→ **EXERCISE DIRECTIONS**
Search the data below for "metalexicografía"; list each line that holds it.

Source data
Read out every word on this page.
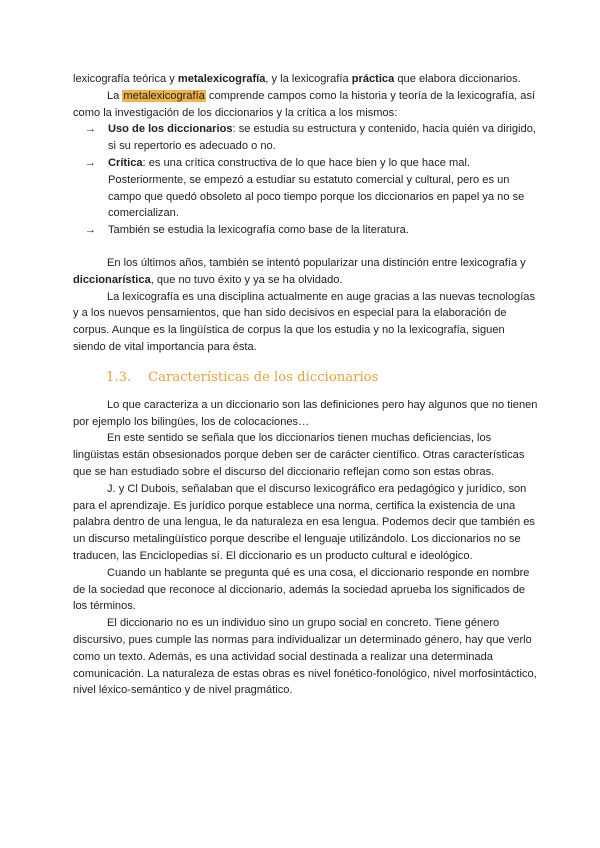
lexicografía teórica y metalexicografía, y la lexicografía práctica que elabora diccionarios.

La metalexicografía comprende campos como la historia y teoría de la lexicografía, así como la investigación de los diccionarios y la crítica a los mismos:

→ Uso de los diccionarios: se estudia su estructura y contenido, hacia quién va dirigido, si su repertorio es adecuado o no.
→ Crítica: es una crítica constructiva de lo que hace bien y lo que hace mal. Posteriormente, se empezó a estudiar su estatuto comercial y cultural, pero es un campo que quedó obsoleto al poco tiempo porque los diccionarios en papel ya no se comercializan.
→ También se estudia la lexicografía como base de la literatura.

En los últimos años, también se intentó popularizar una distinción entre lexicografía y diccionarística, que no tuvo éxito y ya se ha olvidado.

La lexicografía es una disciplina actualmente en auge gracias a las nuevas tecnologías y a los nuevos pensamientos, que han sido decisivos en especial para la elaboración de corpus. Aunque es la lingüística de corpus la que los estudia y no la lexicografía, siguen siendo de vital importancia para ésta.

1.3. Características de los diccionarios

Lo que caracteriza a un diccionario son las definiciones pero hay algunos que no tienen por ejemplo los bilingües, los de colocaciones…

En este sentido se señala que los diccionarios tienen muchas deficiencias, los lingüistas están obsesionados porque deben ser de carácter científico. Otras características que se han estudiado sobre el discurso del diccionario reflejan como son estas obras.

J. y Cl Dubois, señalaban que el discurso lexicográfico era pedagógico y jurídico, son para el aprendizaje. Es jurídico porque establece una norma, certifica la existencia de una palabra dentro de una lengua, le da naturaleza en esa lengua. Podemos decir que también es un discurso metalingüístico porque describe el lenguaje utilizándolo. Los diccionarios no se traducen, las Enciclopedias sí. El diccionario es un producto cultural e ideológico.

Cuando un hablante se pregunta qué es una cosa, el diccionario responde en nombre de la sociedad que reconoce al diccionario, además la sociedad aprueba los significados de los términos.

El diccionario no es un individuo sino un grupo social en concreto. Tiene género discursivo, pues cumple las normas para individualizar un determinado género, hay que verlo como un texto. Además, es una actividad social destinada a realizar una determinada comunicación. La naturaleza de estas obras es nivel fonético-fonológico, nivel morfosintáctico, nivel léxico-semántico y de nivel pragmático.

→ **WORKED SOLUTION**
lexicografía teórica y metalexicografía, y la lexicografía práctica que elabora diccionarios.
La metalexicografía comprende campos como la historia y teoría de la lexicografía, así como la investigación de los diccionarios y la crítica a los mismos:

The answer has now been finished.